_Document passage_

Laurie Blouin (born April 7, 1996) is a Canadian freestyle snowboarder. She is the reigning FIS World Champion in slopestyle, winning the gold at the 2017 World Championships. Blouin won a silver medal in slopestyle at the 2018 Winter Olympics in Pyeongchang, South Korea.

Career
Blouin was an entrant at the 2017 FIS World Championships in Sierra Nevada, Spain. In the final of the slopestyle event, she scored a 78.00, holding off silver medalist Zoi Sadowski-Synnott, who scored 77.50. She also finished 1st in qualifications and 6th in the final at the Big Air event. Blouin credited the "vibe" and atmosphere of Sierra Nevada for her world championship, saying, "I was not that stressed because the weather is so incredible here [and] the vibe is so fun. Before I dropped [in], I was super focused, and I told myself I was just going to drop [in] and just have fun."

_Task description_
What results does the passage on Laurie Blouin give for her, each with its event and competition?

_Records provided_
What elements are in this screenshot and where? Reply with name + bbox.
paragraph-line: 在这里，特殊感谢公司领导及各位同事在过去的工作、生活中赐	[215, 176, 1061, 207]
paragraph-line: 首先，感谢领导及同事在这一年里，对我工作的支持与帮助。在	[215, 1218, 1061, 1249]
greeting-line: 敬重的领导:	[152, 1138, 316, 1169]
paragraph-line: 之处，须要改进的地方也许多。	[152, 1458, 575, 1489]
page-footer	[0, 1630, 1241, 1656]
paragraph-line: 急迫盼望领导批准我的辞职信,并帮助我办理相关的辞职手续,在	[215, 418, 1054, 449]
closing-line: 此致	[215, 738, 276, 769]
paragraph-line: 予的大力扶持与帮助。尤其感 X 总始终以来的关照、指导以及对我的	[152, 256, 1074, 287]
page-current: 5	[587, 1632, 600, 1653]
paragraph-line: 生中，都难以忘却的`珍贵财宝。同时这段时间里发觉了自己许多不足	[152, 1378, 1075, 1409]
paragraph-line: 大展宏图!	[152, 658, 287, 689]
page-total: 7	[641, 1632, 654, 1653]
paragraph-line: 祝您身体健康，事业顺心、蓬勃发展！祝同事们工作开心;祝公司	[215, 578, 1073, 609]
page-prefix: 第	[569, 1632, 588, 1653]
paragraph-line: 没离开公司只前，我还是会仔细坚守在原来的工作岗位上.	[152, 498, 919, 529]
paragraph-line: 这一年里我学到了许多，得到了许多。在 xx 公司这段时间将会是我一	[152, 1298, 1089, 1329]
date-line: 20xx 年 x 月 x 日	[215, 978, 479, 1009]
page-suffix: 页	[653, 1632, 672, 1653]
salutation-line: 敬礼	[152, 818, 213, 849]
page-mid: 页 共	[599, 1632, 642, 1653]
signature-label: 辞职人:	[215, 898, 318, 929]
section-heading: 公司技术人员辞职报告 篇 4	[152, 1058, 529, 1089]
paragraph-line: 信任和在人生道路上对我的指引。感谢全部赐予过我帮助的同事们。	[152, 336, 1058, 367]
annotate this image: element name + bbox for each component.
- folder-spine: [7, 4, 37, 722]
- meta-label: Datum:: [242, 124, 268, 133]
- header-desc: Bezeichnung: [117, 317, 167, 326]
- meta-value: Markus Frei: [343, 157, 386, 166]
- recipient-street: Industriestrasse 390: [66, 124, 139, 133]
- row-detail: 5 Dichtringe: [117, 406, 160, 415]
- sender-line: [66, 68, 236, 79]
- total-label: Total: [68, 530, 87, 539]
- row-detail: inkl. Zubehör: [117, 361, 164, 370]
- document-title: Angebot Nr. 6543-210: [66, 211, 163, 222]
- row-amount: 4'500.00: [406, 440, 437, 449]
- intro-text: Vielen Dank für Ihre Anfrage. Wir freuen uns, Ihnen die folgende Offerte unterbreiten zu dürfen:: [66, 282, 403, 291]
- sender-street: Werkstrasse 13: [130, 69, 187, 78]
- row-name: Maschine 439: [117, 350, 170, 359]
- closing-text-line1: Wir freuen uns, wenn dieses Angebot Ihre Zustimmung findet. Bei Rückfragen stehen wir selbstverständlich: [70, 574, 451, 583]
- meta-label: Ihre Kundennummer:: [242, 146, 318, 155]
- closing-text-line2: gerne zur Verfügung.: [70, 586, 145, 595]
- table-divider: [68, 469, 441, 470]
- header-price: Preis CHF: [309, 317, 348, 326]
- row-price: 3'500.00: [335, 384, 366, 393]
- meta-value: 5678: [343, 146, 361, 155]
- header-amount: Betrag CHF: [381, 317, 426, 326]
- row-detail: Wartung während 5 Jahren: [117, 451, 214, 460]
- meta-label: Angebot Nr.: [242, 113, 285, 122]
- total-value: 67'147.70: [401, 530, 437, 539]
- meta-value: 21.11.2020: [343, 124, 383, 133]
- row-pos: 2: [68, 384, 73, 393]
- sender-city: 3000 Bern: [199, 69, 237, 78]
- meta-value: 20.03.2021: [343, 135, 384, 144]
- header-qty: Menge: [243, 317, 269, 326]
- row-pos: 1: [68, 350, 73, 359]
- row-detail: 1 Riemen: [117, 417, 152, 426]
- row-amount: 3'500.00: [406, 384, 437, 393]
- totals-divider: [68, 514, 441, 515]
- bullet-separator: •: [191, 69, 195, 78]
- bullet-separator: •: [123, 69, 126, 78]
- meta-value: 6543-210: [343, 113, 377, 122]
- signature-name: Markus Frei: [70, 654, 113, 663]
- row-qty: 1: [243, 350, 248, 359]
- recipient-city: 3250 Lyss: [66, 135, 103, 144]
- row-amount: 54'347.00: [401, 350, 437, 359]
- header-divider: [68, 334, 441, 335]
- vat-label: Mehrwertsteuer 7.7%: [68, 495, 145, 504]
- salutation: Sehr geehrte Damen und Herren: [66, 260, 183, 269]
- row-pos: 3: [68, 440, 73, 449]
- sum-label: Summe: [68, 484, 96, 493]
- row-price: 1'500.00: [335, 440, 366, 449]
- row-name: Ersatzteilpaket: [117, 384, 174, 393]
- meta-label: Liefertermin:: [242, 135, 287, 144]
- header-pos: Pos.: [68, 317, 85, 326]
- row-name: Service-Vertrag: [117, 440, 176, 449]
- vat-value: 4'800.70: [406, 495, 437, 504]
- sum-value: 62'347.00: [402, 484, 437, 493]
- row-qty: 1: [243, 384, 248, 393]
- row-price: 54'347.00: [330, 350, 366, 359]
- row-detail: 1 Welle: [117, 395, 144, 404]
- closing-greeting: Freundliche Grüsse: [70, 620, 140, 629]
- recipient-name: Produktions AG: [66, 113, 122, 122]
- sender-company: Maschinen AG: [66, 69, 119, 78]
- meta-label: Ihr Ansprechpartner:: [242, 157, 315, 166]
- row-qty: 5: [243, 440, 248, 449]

_Answer to this problem_
- Gold medal in slopestyle at the 2017 FIS World Championships in Sierra Nevada, Spain, with a score of 78.00
- 1st in qualifications in the Big Air event at the 2017 FIS World Championships
- 6th in the final of the Big Air event at the 2017 FIS World Championships
- Silver medal in slopestyle at the 2018 Winter Olympics in Pyeongchang, South Korea